Task brief: Could you update the records below by replacing every "Appeler" with "Call" and leaving everything else unchanged?

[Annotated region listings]
>>

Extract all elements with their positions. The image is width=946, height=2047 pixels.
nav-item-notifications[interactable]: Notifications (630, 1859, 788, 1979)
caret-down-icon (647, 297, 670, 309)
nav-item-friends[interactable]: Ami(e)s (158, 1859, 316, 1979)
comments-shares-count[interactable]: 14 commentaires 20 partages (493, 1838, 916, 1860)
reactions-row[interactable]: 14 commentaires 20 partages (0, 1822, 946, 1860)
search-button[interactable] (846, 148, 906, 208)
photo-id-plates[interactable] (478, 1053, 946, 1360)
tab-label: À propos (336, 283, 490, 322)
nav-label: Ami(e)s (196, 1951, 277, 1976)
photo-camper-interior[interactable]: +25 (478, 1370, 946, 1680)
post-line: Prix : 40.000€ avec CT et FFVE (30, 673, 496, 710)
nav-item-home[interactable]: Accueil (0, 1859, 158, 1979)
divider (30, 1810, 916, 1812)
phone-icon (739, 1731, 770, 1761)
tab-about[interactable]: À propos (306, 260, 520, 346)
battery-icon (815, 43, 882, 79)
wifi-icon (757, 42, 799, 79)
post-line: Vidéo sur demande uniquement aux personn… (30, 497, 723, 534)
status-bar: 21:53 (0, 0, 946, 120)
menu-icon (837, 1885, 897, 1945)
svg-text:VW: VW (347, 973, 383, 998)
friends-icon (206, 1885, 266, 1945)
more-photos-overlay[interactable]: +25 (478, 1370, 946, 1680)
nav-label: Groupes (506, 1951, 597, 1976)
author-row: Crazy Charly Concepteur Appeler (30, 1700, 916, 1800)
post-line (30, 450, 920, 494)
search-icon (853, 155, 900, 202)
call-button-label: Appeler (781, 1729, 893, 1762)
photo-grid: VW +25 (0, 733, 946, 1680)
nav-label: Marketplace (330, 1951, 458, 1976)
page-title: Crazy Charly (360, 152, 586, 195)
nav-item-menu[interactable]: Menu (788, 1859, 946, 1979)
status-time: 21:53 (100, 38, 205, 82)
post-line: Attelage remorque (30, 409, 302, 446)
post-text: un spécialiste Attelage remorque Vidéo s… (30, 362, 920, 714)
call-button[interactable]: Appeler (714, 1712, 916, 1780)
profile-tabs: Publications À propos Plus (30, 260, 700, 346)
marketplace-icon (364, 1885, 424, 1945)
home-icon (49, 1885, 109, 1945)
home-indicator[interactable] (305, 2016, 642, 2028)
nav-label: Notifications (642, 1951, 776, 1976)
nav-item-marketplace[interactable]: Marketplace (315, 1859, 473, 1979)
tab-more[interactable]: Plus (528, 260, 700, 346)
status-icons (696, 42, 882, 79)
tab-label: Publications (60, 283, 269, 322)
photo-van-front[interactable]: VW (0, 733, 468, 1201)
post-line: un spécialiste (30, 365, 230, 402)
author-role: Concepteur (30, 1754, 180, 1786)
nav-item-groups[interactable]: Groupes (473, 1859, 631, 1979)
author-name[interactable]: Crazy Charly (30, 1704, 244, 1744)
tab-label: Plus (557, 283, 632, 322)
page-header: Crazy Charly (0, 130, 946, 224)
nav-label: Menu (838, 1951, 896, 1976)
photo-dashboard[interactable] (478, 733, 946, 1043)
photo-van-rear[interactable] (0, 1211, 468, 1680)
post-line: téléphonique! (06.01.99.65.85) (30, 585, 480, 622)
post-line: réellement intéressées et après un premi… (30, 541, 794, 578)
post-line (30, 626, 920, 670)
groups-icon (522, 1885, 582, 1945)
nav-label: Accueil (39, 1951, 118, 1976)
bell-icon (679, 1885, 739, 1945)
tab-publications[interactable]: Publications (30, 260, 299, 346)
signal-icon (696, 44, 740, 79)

<<

Exercise solution:
Extract all elements with their positions. The image is width=946, height=2047 pixels.
nav-item-notifications[interactable]: Notifications (630, 1859, 788, 1979)
caret-down-icon (647, 297, 670, 309)
nav-item-friends[interactable]: Ami(e)s (158, 1859, 316, 1979)
comments-shares-count[interactable]: 14 commentaires 20 partages (493, 1838, 916, 1860)
reactions-row[interactable]: 14 commentaires 20 partages (0, 1822, 946, 1860)
search-button[interactable] (846, 148, 906, 208)
photo-id-plates[interactable] (478, 1053, 946, 1360)
tab-label: À propos (336, 283, 490, 322)
nav-label: Ami(e)s (196, 1951, 277, 1976)
photo-camper-interior[interactable]: +25 (478, 1370, 946, 1680)
post-line: Prix : 40.000€ avec CT et FFVE (30, 673, 496, 710)
nav-item-home[interactable]: Accueil (0, 1859, 158, 1979)
divider (30, 1810, 916, 1812)
phone-icon (739, 1731, 770, 1761)
tab-about[interactable]: À propos (306, 260, 520, 346)
battery-icon (815, 43, 882, 79)
wifi-icon (757, 42, 799, 79)
post-line: Vidéo sur demande uniquement aux personn… (30, 497, 723, 534)
status-bar: 21:53 (0, 0, 946, 120)
menu-icon (837, 1885, 897, 1945)
svg-text:VW: VW (347, 973, 383, 998)
friends-icon (206, 1885, 266, 1945)
more-photos-overlay[interactable]: +25 (478, 1370, 946, 1680)
nav-label: Groupes (506, 1951, 597, 1976)
author-row: Crazy Charly Concepteur Call (30, 1700, 916, 1800)
post-line (30, 450, 920, 494)
search-icon (853, 155, 900, 202)
call-button-label: Call (781, 1729, 893, 1762)
photo-grid: VW +25 (0, 733, 946, 1680)
nav-label: Marketplace (330, 1951, 458, 1976)
page-title: Crazy Charly (360, 152, 586, 195)
nav-item-menu[interactable]: Menu (788, 1859, 946, 1979)
status-time: 21:53 (100, 38, 205, 82)
post-line: Attelage remorque (30, 409, 302, 446)
post-text: un spécialiste Attelage remorque Vidéo s… (30, 362, 920, 714)
call-button[interactable]: Call (714, 1712, 916, 1780)
profile-tabs: Publications À propos Plus (30, 260, 700, 346)
marketplace-icon (364, 1885, 424, 1945)
home-icon (49, 1885, 109, 1945)
home-indicator[interactable] (305, 2016, 642, 2028)
nav-label: Notifications (642, 1951, 776, 1976)
nav-item-marketplace[interactable]: Marketplace (315, 1859, 473, 1979)
tab-more[interactable]: Plus (528, 260, 700, 346)
status-icons (696, 42, 882, 79)
tab-label: Publications (60, 283, 269, 322)
photo-van-front[interactable]: VW (0, 733, 468, 1201)
post-line: un spécialiste (30, 365, 230, 402)
author-role: Concepteur (30, 1754, 180, 1786)
nav-item-groups[interactable]: Groupes (473, 1859, 631, 1979)
author-name[interactable]: Crazy Charly (30, 1704, 244, 1744)
tab-label: Plus (557, 283, 632, 322)
page-header: Crazy Charly (0, 130, 946, 224)
nav-label: Menu (838, 1951, 896, 1976)
photo-dashboard[interactable] (478, 733, 946, 1043)
photo-van-rear[interactable] (0, 1211, 468, 1680)
post-line: téléphonique! (06.01.99.65.85) (30, 585, 480, 622)
post-line: réellement intéressées et après un premi… (30, 541, 794, 578)
post-line (30, 626, 920, 670)
groups-icon (522, 1885, 582, 1945)
nav-label: Accueil (39, 1951, 118, 1976)
bell-icon (679, 1885, 739, 1945)
tab-publications[interactable]: Publications (30, 260, 299, 346)
signal-icon (696, 44, 740, 79)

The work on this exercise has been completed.